[Task details]:
Extract each line where the string "fluorescence" shows up.
>> begin Available data
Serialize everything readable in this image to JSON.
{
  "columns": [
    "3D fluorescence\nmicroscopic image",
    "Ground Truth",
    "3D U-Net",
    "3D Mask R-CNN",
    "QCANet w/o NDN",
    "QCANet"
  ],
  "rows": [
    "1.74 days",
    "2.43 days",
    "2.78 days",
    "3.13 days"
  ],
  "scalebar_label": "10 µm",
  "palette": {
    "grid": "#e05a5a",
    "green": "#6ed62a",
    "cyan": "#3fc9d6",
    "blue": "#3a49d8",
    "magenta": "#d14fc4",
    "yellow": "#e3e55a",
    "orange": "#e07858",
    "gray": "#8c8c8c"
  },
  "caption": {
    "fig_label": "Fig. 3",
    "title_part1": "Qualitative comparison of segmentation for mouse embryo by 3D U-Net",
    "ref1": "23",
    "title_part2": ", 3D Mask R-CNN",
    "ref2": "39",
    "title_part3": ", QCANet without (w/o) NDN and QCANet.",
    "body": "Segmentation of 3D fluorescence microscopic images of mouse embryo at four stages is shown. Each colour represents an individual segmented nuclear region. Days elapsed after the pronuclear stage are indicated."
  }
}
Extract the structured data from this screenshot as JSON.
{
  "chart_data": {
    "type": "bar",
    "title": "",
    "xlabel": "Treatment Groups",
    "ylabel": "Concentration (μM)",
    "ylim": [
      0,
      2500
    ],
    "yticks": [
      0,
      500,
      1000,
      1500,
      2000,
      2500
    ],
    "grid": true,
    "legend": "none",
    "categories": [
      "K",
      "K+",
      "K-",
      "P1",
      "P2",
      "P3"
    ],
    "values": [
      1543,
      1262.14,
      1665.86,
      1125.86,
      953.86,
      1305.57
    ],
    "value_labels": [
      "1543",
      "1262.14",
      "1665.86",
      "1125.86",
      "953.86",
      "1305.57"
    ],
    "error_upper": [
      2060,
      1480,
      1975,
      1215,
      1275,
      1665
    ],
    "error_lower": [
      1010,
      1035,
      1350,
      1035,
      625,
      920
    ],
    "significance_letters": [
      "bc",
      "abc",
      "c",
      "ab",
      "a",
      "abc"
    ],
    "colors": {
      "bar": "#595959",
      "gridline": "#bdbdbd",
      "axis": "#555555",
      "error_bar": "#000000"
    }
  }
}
>> end Available data
[Answer for this exercise]:
    "3D fluorescence\nmicroscopic image",
    "body": "Segmentation of 3D fluorescence microscopic images of mouse embryo at four stages is shown. Each colour represents an individual segmented nuclear region. Days elapsed after the pronuclear stage are indicated."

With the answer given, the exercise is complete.